╭──
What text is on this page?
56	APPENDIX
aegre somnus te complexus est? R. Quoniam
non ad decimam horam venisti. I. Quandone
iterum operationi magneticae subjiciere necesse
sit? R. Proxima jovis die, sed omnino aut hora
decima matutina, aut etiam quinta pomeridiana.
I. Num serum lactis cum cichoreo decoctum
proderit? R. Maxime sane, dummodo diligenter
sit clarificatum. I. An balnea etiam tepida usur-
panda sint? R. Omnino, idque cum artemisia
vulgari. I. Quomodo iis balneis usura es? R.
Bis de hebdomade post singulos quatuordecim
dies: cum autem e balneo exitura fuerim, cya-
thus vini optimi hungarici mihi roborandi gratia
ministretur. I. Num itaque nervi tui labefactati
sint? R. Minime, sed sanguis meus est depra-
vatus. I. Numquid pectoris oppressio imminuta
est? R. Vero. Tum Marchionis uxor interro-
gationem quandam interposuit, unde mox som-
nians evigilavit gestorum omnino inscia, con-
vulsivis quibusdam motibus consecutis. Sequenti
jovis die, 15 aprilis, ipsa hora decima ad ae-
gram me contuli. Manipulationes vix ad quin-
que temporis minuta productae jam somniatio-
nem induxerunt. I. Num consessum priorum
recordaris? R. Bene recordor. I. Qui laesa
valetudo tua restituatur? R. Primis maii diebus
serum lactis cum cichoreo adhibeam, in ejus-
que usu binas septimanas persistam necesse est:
╰──
* **STATED GOAL**:
Every line of the material must be returned exactly as it appears.

* **SOLUTION**:
What text is on this page?
56	APPENDIX
aegre somnus te complexus est? R. Quoniam
non ad decimam horam venisti. I. Quandone
iterum operationi magneticae subjiciere necesse
sit? R. Proxima jovis die, sed omnino aut hora
decima matutina, aut etiam quinta pomeridiana.
I. Num serum lactis cum cichoreo decoctum
proderit? R. Maxime sane, dummodo diligenter
sit clarificatum. I. An balnea etiam tepida usur-
panda sint? R. Omnino, idque cum artemisia
vulgari. I. Quomodo iis balneis usura es? R.
Bis de hebdomade post singulos quatuordecim
dies: cum autem e balneo exitura fuerim, cya-
thus vini optimi hungarici mihi roborandi gratia
ministretur. I. Num itaque nervi tui labefactati
sint? R. Minime, sed sanguis meus est depra-
vatus. I. Numquid pectoris oppressio imminuta
est? R. Vero. Tum Marchionis uxor interro-
gationem quandam interposuit, unde mox som-
nians evigilavit gestorum omnino inscia, con-
vulsivis quibusdam motibus consecutis. Sequenti
jovis die, 15 aprilis, ipsa hora decima ad ae-
gram me contuli. Manipulationes vix ad quin-
que temporis minuta productae jam somniatio-
nem induxerunt. I. Num consessum priorum
recordaris? R. Bene recordor. I. Qui laesa
valetudo tua restituatur? R. Primis maii diebus
serum lactis cum cichoreo adhibeam, in ejus-
que usu binas septimanas persistam necesse est:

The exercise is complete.